**Listed entries**

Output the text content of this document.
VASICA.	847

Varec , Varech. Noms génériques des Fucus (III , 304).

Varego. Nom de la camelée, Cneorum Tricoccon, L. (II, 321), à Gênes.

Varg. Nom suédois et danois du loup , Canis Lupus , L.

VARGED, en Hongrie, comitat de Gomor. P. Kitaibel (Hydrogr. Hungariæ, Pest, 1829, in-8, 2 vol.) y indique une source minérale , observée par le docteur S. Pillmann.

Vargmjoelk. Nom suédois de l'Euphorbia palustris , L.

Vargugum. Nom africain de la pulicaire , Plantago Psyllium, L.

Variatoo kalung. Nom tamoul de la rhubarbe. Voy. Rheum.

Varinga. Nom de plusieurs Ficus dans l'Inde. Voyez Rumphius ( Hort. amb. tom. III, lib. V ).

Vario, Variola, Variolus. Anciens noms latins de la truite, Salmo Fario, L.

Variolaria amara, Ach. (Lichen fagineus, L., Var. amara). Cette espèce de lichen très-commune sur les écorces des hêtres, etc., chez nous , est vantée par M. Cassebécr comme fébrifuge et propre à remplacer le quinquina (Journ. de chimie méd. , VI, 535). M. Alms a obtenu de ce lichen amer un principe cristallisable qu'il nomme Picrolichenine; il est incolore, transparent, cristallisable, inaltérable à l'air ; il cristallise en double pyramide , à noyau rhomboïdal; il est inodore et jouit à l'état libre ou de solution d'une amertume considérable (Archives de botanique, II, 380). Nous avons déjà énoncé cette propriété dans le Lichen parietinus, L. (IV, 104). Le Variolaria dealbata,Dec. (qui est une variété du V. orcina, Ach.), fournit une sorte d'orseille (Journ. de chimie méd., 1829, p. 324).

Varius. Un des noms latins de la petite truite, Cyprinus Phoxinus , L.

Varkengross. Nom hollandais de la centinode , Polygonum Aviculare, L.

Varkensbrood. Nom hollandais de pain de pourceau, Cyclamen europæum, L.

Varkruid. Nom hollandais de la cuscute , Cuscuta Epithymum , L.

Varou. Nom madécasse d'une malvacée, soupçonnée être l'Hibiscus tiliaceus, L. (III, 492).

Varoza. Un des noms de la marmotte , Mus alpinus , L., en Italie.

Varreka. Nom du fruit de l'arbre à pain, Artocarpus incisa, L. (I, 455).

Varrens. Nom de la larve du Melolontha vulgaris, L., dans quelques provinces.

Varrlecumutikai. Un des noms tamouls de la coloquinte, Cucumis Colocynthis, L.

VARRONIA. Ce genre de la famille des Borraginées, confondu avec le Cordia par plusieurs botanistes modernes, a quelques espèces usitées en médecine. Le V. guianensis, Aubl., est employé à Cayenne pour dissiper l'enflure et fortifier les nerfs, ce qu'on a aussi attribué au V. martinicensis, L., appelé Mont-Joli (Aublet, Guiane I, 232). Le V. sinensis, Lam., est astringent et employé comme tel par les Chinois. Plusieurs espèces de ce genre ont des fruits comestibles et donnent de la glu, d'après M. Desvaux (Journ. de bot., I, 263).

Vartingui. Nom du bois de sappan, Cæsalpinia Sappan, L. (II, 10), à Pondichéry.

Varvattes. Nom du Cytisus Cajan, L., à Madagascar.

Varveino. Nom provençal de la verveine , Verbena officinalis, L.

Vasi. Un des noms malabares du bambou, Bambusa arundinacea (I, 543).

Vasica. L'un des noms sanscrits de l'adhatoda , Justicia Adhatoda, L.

**Requirement**
Identify and extract each line of the listing that contains "pain".

**Full output**
Varkensbrood. Nom hollandais de pain de pourceau, Cyclamen europæum, L.
Varreka. Nom du fruit de l'arbre à pain, Artocarpus incisa, L. (I, 455).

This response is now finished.